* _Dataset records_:
— Begin —
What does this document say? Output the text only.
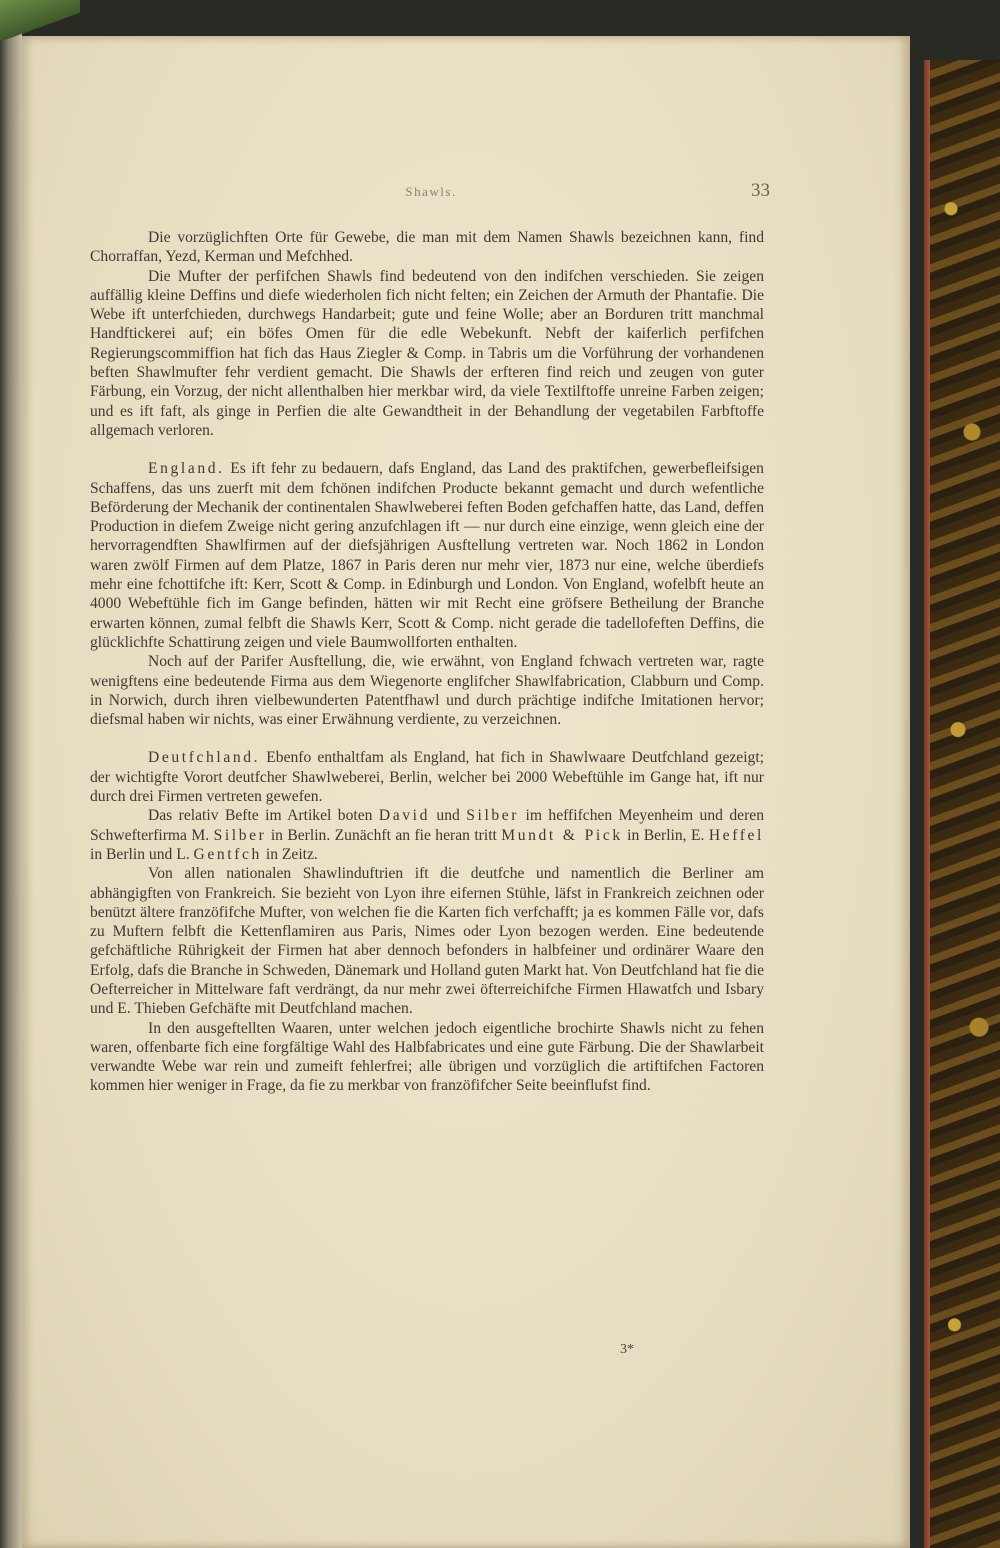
Shawls.	33

Die vorzüglichften Orte für Gewebe, die man mit dem Namen Shawls bezeichnen kann, find Chorraffan, Yezd, Kerman und Mefchhed.

Die Mufter der perfifchen Shawls find bedeutend von den indifchen verschieden. Sie zeigen auffällig kleine Deffins und diefe wiederholen fich nicht felten; ein Zeichen der Armuth der Phantafie. Die Webe ift unterfchieden, durchwegs Handarbeit; gute und feine Wolle; aber an Borduren tritt manchmal Handftickerei auf; ein böfes Omen für die edle Webekunft. Nebft der kaiferlich perfifchen Regierungscommiffion hat fich das Haus Ziegler & Comp. in Tabris um die Vorführung der vorhandenen beften Shawlmufter fehr verdient gemacht. Die Shawls der erfteren find reich und zeugen von guter Färbung, ein Vorzug, der nicht allenthalben hier merkbar wird, da viele Textilftoffe unreine Farben zeigen; und es ift faft, als ginge in Perfien die alte Gewandtheit in der Behandlung der vegetabilen Farbftoffe allgemach verloren.

England. Es ift fehr zu bedauern, dafs England, das Land des praktifchen, gewerbefleifsigen Schaffens, das uns zuerft mit dem fchönen indifchen Producte bekannt gemacht und durch wefentliche Beförderung der Mechanik der continentalen Shawlweberei feften Boden gefchaffen hatte, das Land, deffen Production in diefem Zweige nicht gering anzufchlagen ift — nur durch eine einzige, wenn gleich eine der hervorragendften Shawlfirmen auf der diefsjährigen Ausftellung vertreten war. Noch 1862 in London waren zwölf Firmen auf dem Platze, 1867 in Paris deren nur mehr vier, 1873 nur eine, welche überdiefs mehr eine fchottifche ift: Kerr, Scott & Comp. in Edinburgh und London. Von England, wofelbft heute an 4000 Webeftühle fich im Gange befinden, hätten wir mit Recht eine gröfsere Betheilung der Branche erwarten können, zumal felbft die Shawls Kerr, Scott & Comp. nicht gerade die tadellofeften Deffins, die glücklichfte Schattirung zeigen und viele Baumwollforten enthalten.

Noch auf der Parifer Ausftellung, die, wie erwähnt, von England fchwach vertreten war, ragte wenigftens eine bedeutende Firma aus dem Wiegenorte englifcher Shawlfabrication, Clabburn und Comp. in Norwich, durch ihren vielbewunderten Patentfhawl und durch prächtige indifche Imitationen hervor; diefsmal haben wir nichts, was einer Erwähnung verdiente, zu verzeichnen.

Deutfchland. Ebenfo enthaltfam als England, hat fich in Shawlwaare Deutfchland gezeigt; der wichtigfte Vorort deutfcher Shawlweberei, Berlin, welcher bei 2000 Webeftühle im Gange hat, ift nur durch drei Firmen vertreten gewefen.

Das relativ Befte im Artikel boten David und Silber im heffifchen Meyenheim und deren Schwefterfirma M. Silber in Berlin. Zunächft an fie heran tritt Mundt & Pick in Berlin, E. Heffel in Berlin und L. Gentfch in Zeitz.

Von allen nationalen Shawlinduftrien ift die deutfche und namentlich die Berliner am abhängigften von Frankreich. Sie bezieht von Lyon ihre eifernen Stühle, läfst in Frankreich zeichnen oder benützt ältere franzöfifche Mufter, von welchen fie die Karten fich verfchafft; ja es kommen Fälle vor, dafs zu Muftern felbft die Kettenflamiren aus Paris, Nimes oder Lyon bezogen werden. Eine bedeutende gefchäftliche Rührigkeit der Firmen hat aber dennoch befonders in halbfeiner und ordinärer Waare den Erfolg, dafs die Branche in Schweden, Dänemark und Holland guten Markt hat. Von Deutfchland hat fie die Oefterreicher in Mittelware faft verdrängt, da nur mehr zwei öfterreichifche Firmen Hlawatfch und Isbary und E. Thieben Gefchäfte mit Deutfchland machen.

In den ausgeftellten Waaren, unter welchen jedoch eigentliche brochirte Shawls nicht zu fehen waren, offenbarte fich eine forgfältige Wahl des Halbfabricates und eine gute Färbung. Die der Shawlarbeit verwandte Webe war rein und zumeift fehlerfrei; alle übrigen und vorzüglich die artiftifchen Factoren kommen hier weniger in Frage, da fie zu merkbar von franzöfifcher Seite beeinflufst find.

3*
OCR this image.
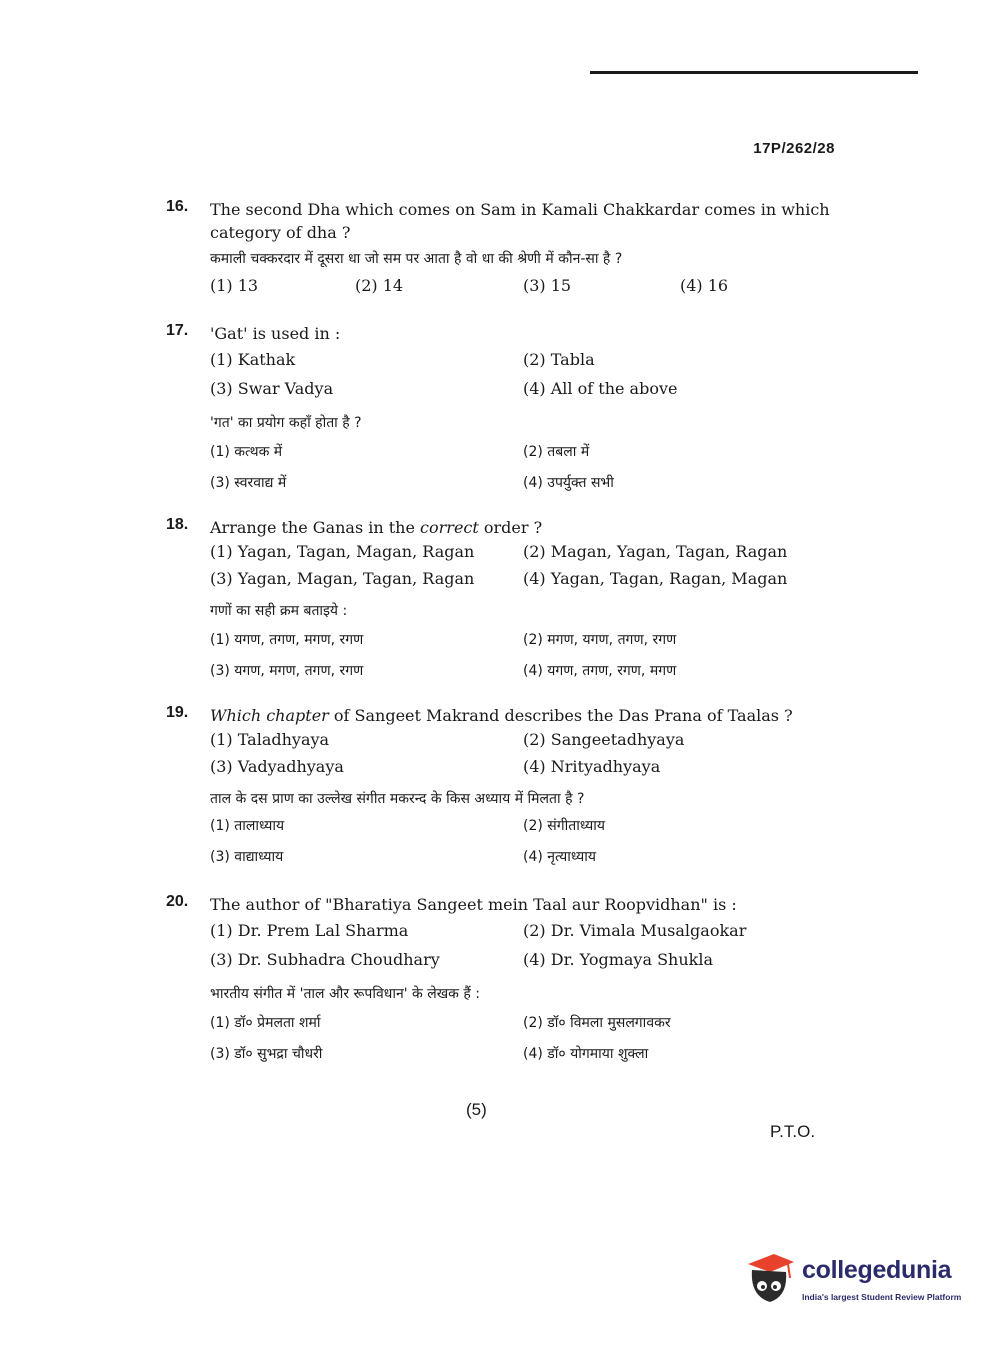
17P/262/28
16. The second Dha which comes on Sam in Kamali Chakkardar comes in which category of dha ?
कमाली चक्करदार में दूसरा धा जो सम पर आता है वो धा की श्रेणी में कौन-सा है ?
(1) 13	(2) 14	(3) 15	(4) 16
17. 'Gat' is used in :
(1) Kathak	(2) Tabla
(3) Swar Vadya	(4) All of the above
'गत' का प्रयोग कहाँ होता है ?
(1) कत्थक में	(2) तबला में
(3) स्वरवाद्य में	(4) उपर्युक्त सभी
18. Arrange the Ganas in the correct order ?
(1) Yagan, Tagan, Magan, Ragan	(2) Magan, Yagan, Tagan, Ragan
(3) Yagan, Magan, Tagan, Ragan	(4) Yagan, Tagan, Ragan, Magan
गणों का सही क्रम बताइये :
(1) यगण, तगण, मगण, रगण	(2) मगण, यगण, तगण, रगण
(3) यगण, मगण, तगण, रगण	(4) यगण, तगण, रगण, मगण
19. Which chapter of Sangeet Makrand describes the Das Prana of Taalas ?
(1) Taladhyaya	(2) Sangeetadhyaya
(3) Vadyadhyaya	(4) Nrityadhyaya
ताल के दस प्राण का उल्लेख संगीत मकरन्द के किस अध्याय में मिलता है ?
(1) तालाध्याय	(2) संगीताध्याय
(3) वाद्याध्याय	(4) नृत्याध्याय
20. The author of "Bharatiya Sangeet mein Taal aur Roopvidhan" is :
(1) Dr. Prem Lal Sharma	(2) Dr. Vimala Musalgaokar
(3) Dr. Subhadra Choudhary	(4) Dr. Yogmaya Shukla
भारतीय संगीत में 'ताल और रूपविधान' के लेखक हैं :
(1) डॉ० प्रेमलता शर्मा	(2) डॉ० विमला मुसलगावकर
(3) डॉ० सुभद्रा चौधरी	(4) डॉ० योगमाया शुक्ला
(5)
P.T.O.
collegedunia
India's largest Student Review Platform
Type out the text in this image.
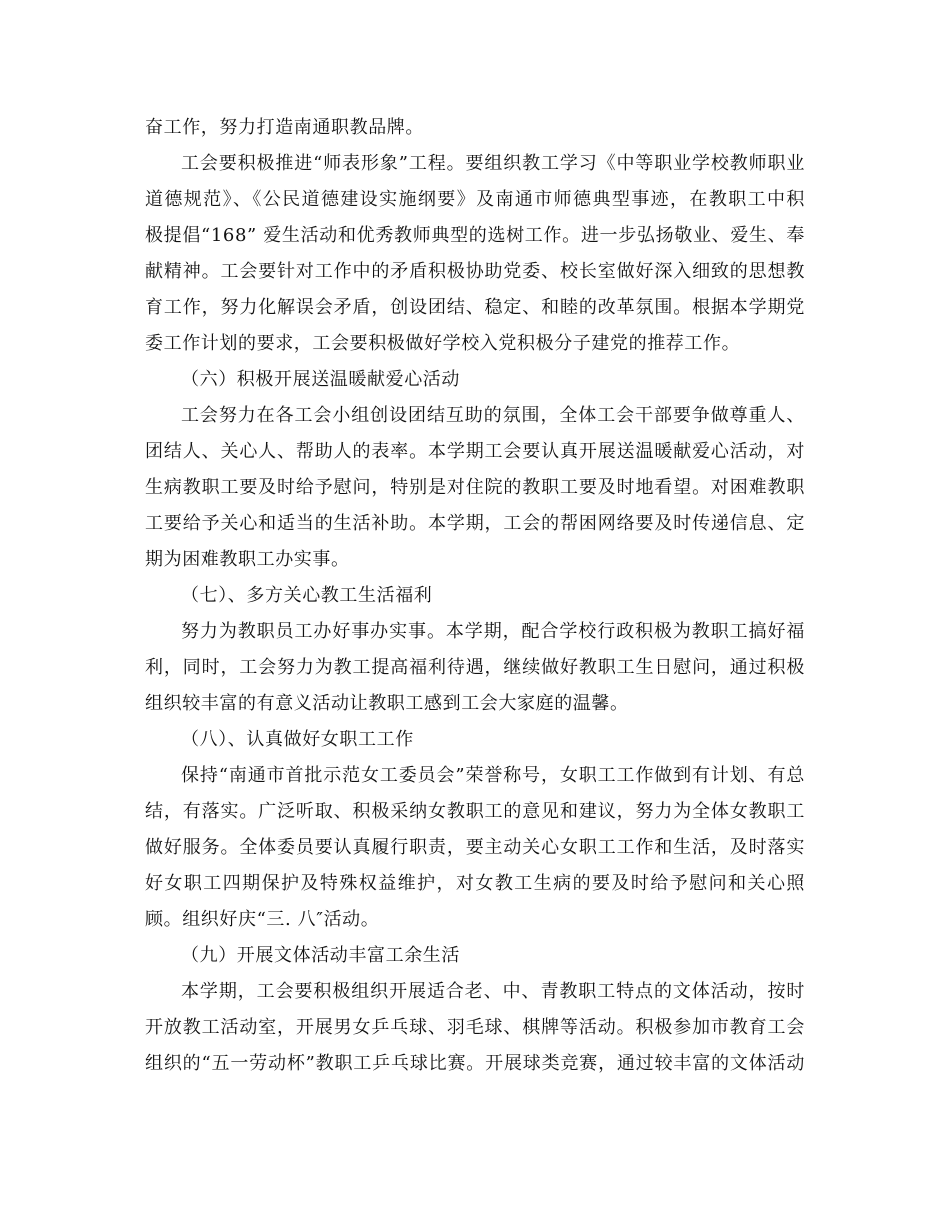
奋工作，努力打造南通职教品牌。

工会要积极推进“师表形象”工程。要组织教工学习《中等职业学校教师职业

道德规范》、《公民道德建设实施纲要》及南通市师德典型事迹，在教职工中积

极提倡“168” 爱生活动和优秀教师典型的选树工作。进一步弘扬敬业、爱生、奉

献精神。工会要针对工作中的矛盾积极协助党委、校长室做好深入细致的思想教

育工作，努力化解误会矛盾，创设团结、稳定、和睦的改革氛围。根据本学期党

委工作计划的要求，工会要积极做好学校入党积极分子建党的推荐工作。

（六）积极开展送温暖献爱心活动

工会努力在各工会小组创设团结互助的氛围，全体工会干部要争做尊重人、

团结人、关心人、帮助人的表率。本学期工会要认真开展送温暖献爱心活动，对

生病教职工要及时给予慰问，特别是对住院的教职工要及时地看望。对困难教职

工要给予关心和适当的生活补助。本学期，工会的帮困网络要及时传递信息、定

期为困难教职工办实事。

（七）、多方关心教工生活福利

努力为教职员工办好事办实事。本学期，配合学校行政积极为教职工搞好福

利，同时，工会努力为教工提高福利待遇，继续做好教职工生日慰问，通过积极

组织较丰富的有意义活动让教职工感到工会大家庭的温馨。

（八）、认真做好女职工工作

保持“南通市首批示范女工委员会”荣誉称号，女职工工作做到有计划、有总

结，有落实。广泛听取、积极采纳女教职工的意见和建议，努力为全体女教职工

做好服务。全体委员要认真履行职责，要主动关心女职工工作和生活，及时落实

好女职工四期保护及特殊权益维护，对女教工生病的要及时给予慰问和关心照

顾。组织好庆“三. 八″活动。

（九）开展文体活动丰富工余生活

本学期，工会要积极组织开展适合老、中、青教职工特点的文体活动，按时

开放教工活动室，开展男女乒乓球、羽毛球、棋牌等活动。积极参加市教育工会

组织的“五一劳动杯”教职工乒乓球比赛。开展球类竞赛，通过较丰富的文体活动
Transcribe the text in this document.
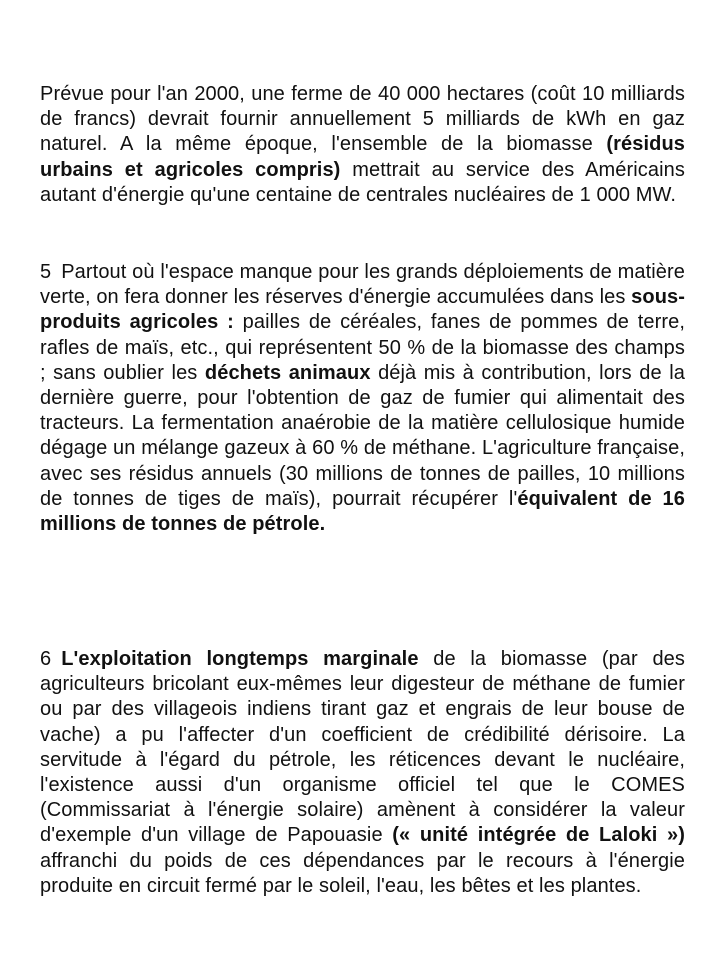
Prévue pour l'an 2000, une ferme de 40 000 hectares (coût 10 milliards de francs) devrait fournir annuellement 5 milliards de kWh en gaz naturel. A la même époque, l'ensemble de la biomasse (résidus urbains et agricoles compris) mettrait au service des Américains autant d'énergie qu'une centaine de centrales nucléaires de 1 000 MW.

5 Partout où l'espace manque pour les grands déploiements de matière verte, on fera donner les réserves d'énergie accumulées dans les sous-produits agricoles : pailles de céréales, fanes de pommes de terre, rafles de maïs, etc., qui représentent 50 % de la biomasse des champs ; sans oublier les déchets animaux déjà mis à contribution, lors de la dernière guerre, pour l'obtention de gaz de fumier qui alimentait des tracteurs. La fermentation anaérobie de la matière cellulosique humide dégage un mélange gazeux à 60 % de méthane. L'agriculture française, avec ses résidus annuels (30 millions de tonnes de pailles, 10 millions de tonnes de tiges de maïs), pourrait récupérer l'équivalent de 16 millions de tonnes de pétrole.

6 L'exploitation longtemps marginale de la biomasse (par des agriculteurs bricolant eux-mêmes leur digesteur de méthane de fumier ou par des villageois indiens tirant gaz et engrais de leur bouse de vache) a pu l'affecter d'un coefficient de crédibilité dérisoire. La servitude à l'égard du pétrole, les réticences devant le nucléaire, l'existence aussi d'un organisme officiel tel que le COMES (Commissariat à l'énergie solaire) amènent à considérer la valeur d'exemple d'un village de Papouasie (« unité intégrée de Laloki ») affranchi du poids de ces dépendances par le recours à l'énergie produite en circuit fermé par le soleil, l'eau, les bêtes et les plantes.
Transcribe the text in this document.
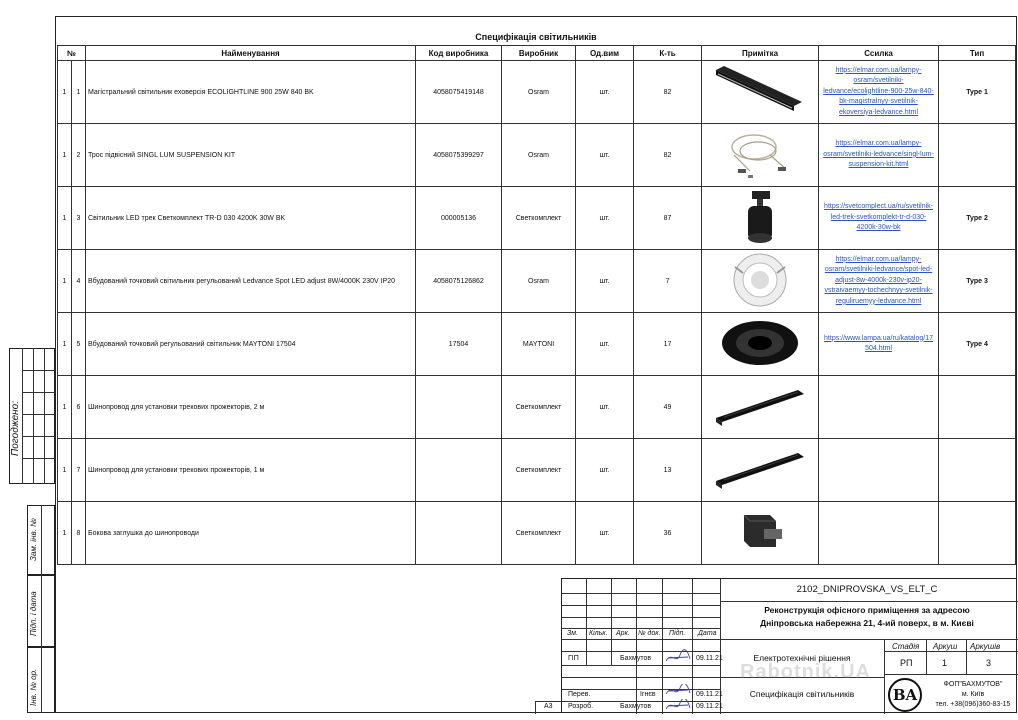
Специфікація світильників
№		Найменування	Код виробника	Виробник	Од.вим	К-ть	Примітка	Ссилка	Тип
1	1	Магістральний світильник еховерсія ECOLIGHTLINE 900 25W 840 BK	4058075419148	Osram	шт.	82		https://elmar.com.ua/lampy-
osram/svetilniki-
ledvance/ecolightline-900-25w-840-
bk-magistralnyy-svetilnik-
ekoversiya-ledvance.html	Type 1
1	2	Трос підвісний SINGL LUM SUSPENSION KIT	4058075399297	Osram	шт.	82		https://elmar.com.ua/lampy-
osram/svetilniki-ledvance/singl-lum-
suspension-kit.html	

1	3	Світильник LED трек Светкомплект TR-D 030 4200K 30W BK	000005136	Светкомплект	шт.	87		https://svetcomplect.ua/ru/svetilnik-
led-trek-svetkomplekt-tr-d-030-
4200k-30w-bk	Type 2
1	4	Вбудований точковий світильник регульований Ledvance Spot LED adjust 8W/4000K 230V IP20	4058075126862	Osram	шт.	7		https://elmar.com.ua/lampy-
osram/svetilniki-ledvance/spot-led-
adjust-8w-4000k-230v-ip20-
vstraivaemyy-tochechnyy-svetilnik-
reguliruemyy-ledvance.html	Type 3
1	5	Вбудований точковий регульований світильник MAYTONI 17504	17504	MAYTONI	шт.	17		https://www.lampa.ua/ru/katalog/17
504.html	Type 4
1	6	Шинопровод для установки трекових прожекторів, 2 м		Светкомплект	шт.	49	

1	7	Шинопровод для установки трекових прожекторів, 1 м		Светкомплект	шт.	13	

1	8	Бокова заглушка до шинопроводи		Светкомплект	шт.	36	

Погоджено:
Зам. інв. №
Підп. і дата
Інв. № ор.
Зм. Кільк. Арк. № док. Підп. Дата
ГІП	Бахмутов	09.11.21
Перев.	Ігнєв	09.11.21
А3 Розроб.	Бахмутов	09.11.21
Стадія Аркуш Аркушів
РП	1	3
Електротехнічні рішення
Специфікація світильників
Rabotnik.UA
BA
ФОП"БАХМУТОВ"
м. Київ
тел. +38(096)360-83-15
2102_DNIPROVSKA_VS_ELT_C
Реконструкція офісного приміщення за адресою
Дніпровська набережна 21, 4-ий поверх, в м. Києві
— End —
* _Written exercise_:
State how many lines of the records above contain "Type", with no words besides the number.

* _Exercise solution_:
5